Task requirements - Every line below that contains "with" is to be copied.

Raw records -
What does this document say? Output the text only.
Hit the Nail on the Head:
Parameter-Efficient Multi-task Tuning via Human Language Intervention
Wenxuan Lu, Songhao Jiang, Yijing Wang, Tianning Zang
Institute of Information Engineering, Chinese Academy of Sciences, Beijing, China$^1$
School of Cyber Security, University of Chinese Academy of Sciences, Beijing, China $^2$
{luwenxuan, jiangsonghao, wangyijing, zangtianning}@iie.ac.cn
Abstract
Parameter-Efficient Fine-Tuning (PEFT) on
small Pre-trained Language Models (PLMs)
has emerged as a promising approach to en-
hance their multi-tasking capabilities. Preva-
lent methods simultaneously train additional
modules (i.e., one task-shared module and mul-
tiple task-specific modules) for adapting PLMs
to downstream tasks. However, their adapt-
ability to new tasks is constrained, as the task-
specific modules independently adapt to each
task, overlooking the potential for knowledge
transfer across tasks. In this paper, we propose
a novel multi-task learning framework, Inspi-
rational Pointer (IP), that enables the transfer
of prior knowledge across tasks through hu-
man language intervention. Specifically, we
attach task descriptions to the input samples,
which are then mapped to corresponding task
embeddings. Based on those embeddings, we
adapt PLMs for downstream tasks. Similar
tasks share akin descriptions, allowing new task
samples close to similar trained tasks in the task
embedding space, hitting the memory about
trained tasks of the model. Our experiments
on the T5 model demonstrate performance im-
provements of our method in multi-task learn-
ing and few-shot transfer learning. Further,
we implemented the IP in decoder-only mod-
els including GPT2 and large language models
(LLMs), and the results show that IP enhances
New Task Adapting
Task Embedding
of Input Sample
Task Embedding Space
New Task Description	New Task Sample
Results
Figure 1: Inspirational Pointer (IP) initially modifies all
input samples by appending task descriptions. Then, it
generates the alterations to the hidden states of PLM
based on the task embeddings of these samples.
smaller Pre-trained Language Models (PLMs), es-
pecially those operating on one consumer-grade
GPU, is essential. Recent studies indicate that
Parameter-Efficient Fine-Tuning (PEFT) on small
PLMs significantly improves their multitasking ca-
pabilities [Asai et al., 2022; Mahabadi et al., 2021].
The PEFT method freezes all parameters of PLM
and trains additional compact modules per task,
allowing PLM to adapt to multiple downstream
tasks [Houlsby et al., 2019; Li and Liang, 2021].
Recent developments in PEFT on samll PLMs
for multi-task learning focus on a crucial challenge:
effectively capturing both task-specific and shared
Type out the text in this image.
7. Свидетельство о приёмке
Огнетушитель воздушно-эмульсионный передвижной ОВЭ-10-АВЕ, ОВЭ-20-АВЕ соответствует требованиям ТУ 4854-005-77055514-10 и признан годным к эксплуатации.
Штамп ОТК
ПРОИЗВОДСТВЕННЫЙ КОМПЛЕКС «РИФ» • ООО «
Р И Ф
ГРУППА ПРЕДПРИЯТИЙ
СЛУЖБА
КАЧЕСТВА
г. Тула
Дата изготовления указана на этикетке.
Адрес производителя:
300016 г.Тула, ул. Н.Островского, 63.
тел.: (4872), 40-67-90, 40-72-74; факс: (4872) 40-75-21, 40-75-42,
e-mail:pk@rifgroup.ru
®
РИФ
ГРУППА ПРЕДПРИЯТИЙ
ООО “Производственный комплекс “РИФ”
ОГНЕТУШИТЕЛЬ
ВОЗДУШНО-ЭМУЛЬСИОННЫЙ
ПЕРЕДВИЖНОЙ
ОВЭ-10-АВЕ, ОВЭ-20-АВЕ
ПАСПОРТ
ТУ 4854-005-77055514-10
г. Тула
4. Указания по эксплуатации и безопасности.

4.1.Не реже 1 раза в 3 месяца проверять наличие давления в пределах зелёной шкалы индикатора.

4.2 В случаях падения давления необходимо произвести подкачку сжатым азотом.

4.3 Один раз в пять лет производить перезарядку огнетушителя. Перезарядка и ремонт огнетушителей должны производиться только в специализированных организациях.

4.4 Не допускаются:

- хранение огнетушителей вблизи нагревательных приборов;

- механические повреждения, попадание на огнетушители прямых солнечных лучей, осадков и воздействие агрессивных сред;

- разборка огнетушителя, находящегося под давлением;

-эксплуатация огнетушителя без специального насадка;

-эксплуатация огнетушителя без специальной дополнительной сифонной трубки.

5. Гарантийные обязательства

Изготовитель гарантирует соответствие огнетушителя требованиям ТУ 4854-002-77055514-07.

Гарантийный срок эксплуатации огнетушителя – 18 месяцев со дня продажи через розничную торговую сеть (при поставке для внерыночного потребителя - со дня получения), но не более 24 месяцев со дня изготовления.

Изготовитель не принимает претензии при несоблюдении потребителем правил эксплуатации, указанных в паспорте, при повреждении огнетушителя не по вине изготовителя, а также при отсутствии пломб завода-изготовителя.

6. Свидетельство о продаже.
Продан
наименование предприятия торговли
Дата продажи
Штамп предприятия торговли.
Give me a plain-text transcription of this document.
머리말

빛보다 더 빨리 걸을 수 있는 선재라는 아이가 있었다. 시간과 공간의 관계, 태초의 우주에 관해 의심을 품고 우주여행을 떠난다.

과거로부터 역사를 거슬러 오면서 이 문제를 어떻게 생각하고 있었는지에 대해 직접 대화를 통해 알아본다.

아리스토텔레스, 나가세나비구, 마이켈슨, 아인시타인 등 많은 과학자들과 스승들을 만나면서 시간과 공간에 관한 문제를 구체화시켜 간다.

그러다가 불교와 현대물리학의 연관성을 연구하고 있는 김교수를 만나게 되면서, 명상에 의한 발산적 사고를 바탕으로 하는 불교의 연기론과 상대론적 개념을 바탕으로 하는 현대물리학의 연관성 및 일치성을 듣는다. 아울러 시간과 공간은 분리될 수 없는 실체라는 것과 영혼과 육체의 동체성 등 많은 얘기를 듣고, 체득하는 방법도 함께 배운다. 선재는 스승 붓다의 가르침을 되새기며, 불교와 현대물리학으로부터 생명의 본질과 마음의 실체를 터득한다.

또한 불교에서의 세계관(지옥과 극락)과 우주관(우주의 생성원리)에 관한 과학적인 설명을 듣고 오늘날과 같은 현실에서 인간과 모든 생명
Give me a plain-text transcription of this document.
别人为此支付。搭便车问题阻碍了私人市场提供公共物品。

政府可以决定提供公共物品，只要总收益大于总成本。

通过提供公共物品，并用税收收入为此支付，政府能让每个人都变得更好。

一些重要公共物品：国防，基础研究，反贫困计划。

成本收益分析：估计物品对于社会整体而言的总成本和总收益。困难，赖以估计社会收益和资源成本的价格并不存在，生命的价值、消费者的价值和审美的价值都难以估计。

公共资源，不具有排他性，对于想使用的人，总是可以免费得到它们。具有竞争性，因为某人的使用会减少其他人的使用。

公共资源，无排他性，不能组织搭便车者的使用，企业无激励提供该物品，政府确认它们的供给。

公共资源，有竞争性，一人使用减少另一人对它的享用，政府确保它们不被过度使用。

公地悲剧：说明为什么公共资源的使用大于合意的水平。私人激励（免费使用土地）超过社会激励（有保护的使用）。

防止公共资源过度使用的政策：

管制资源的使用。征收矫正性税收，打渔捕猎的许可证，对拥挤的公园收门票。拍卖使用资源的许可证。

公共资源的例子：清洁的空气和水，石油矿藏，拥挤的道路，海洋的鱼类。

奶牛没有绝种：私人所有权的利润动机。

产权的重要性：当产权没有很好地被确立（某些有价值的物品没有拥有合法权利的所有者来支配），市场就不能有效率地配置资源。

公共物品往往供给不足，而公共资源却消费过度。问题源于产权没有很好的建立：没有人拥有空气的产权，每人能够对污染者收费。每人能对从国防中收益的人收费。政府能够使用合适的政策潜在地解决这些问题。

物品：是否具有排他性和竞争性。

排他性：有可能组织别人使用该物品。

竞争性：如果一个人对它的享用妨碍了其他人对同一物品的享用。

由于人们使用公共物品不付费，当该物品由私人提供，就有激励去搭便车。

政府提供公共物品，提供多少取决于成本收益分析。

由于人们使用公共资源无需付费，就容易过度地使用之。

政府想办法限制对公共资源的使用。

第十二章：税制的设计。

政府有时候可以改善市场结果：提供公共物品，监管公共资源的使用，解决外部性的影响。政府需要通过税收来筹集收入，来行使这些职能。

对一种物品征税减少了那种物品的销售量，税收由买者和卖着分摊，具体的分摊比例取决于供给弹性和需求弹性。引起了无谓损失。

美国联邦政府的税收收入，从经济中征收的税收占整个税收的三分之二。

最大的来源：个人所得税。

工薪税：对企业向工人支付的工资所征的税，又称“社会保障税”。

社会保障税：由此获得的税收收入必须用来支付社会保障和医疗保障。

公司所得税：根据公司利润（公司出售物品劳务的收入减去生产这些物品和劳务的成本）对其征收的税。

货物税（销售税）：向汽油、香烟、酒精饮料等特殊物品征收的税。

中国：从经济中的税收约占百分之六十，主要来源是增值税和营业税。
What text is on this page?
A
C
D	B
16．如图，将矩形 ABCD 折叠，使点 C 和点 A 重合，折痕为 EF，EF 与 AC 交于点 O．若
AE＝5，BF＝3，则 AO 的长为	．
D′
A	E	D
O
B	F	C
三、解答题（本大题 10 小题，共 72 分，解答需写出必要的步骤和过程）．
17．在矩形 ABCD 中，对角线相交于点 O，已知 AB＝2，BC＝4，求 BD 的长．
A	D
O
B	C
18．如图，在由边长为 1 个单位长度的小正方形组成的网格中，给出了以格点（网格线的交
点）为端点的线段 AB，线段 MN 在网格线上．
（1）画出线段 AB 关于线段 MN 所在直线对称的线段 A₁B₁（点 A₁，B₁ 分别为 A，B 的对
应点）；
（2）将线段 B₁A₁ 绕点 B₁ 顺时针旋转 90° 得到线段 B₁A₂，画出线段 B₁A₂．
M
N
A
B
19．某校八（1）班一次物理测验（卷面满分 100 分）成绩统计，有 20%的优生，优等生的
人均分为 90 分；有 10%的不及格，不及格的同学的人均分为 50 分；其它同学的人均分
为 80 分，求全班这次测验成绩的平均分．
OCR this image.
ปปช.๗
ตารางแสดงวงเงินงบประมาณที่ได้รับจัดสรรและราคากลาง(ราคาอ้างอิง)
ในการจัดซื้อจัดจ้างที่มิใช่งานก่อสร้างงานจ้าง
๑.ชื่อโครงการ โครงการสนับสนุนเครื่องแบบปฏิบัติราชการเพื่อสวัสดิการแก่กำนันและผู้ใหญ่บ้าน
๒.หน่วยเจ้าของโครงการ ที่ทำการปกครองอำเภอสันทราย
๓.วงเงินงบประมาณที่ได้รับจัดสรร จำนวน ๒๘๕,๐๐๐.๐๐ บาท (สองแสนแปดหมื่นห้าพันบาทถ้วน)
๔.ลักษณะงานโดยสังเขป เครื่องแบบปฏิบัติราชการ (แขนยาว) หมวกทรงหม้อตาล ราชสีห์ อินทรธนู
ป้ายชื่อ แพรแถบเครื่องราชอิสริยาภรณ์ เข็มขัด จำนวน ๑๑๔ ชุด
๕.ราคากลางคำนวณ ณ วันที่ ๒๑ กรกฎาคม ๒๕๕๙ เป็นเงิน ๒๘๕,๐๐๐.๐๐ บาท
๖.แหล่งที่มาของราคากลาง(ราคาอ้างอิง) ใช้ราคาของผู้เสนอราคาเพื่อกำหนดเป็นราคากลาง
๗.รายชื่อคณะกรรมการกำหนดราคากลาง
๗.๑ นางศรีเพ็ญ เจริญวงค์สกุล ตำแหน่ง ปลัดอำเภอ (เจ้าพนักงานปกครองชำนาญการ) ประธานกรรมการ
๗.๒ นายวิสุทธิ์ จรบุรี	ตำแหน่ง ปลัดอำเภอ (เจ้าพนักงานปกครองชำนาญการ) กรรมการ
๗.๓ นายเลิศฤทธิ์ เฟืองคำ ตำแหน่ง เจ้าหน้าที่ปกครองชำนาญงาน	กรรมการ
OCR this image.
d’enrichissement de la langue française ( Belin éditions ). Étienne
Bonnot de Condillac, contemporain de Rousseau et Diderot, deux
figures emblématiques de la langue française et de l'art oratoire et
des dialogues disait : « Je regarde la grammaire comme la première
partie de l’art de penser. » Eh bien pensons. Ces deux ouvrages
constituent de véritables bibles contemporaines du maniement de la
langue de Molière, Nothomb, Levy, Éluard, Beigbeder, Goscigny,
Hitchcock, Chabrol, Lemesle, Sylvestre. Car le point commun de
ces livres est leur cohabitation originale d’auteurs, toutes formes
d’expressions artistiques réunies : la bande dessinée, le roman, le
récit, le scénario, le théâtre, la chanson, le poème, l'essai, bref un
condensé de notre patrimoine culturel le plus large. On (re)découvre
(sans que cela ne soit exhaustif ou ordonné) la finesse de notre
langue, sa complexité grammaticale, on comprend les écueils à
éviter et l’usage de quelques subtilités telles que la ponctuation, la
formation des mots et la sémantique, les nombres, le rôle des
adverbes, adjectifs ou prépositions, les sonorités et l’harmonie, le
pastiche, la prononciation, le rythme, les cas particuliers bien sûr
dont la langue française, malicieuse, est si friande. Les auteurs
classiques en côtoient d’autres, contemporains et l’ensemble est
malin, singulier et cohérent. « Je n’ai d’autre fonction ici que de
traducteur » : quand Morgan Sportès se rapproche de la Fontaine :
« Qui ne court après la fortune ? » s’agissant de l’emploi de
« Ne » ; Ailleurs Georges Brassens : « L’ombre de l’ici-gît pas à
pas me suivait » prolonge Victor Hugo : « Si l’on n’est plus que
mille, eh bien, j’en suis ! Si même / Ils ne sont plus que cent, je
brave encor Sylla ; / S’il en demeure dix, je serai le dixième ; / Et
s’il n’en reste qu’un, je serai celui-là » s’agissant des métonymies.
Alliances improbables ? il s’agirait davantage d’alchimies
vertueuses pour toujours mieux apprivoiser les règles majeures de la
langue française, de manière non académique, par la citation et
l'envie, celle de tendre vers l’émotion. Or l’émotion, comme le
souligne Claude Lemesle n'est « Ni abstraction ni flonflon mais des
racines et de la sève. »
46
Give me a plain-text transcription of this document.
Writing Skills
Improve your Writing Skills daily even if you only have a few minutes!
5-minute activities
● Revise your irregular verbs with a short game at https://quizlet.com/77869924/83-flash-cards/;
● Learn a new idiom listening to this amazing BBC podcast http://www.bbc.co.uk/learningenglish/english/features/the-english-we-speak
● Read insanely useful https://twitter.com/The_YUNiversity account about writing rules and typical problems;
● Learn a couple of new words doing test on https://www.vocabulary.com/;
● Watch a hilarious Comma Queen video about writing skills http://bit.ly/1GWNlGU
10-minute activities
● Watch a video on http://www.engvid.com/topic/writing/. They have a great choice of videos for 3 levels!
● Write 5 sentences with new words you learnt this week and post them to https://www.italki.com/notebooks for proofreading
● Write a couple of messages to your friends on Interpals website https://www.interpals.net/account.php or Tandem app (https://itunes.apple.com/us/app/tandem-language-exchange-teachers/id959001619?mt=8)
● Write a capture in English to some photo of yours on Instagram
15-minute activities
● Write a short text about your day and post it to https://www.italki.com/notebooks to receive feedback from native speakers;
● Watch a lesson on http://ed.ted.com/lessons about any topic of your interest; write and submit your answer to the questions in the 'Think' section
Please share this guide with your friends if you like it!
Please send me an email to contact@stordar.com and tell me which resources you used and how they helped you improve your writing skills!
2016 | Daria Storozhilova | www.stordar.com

Final result -
● Revise your irregular verbs with a short game at https://quizlet.com/77869924/83-flash-cards/;
● Write 5 sentences with new words you learnt this week and post them to https://www.italki.com/notebooks for proofreading
Please share this guide with your friends if you like it!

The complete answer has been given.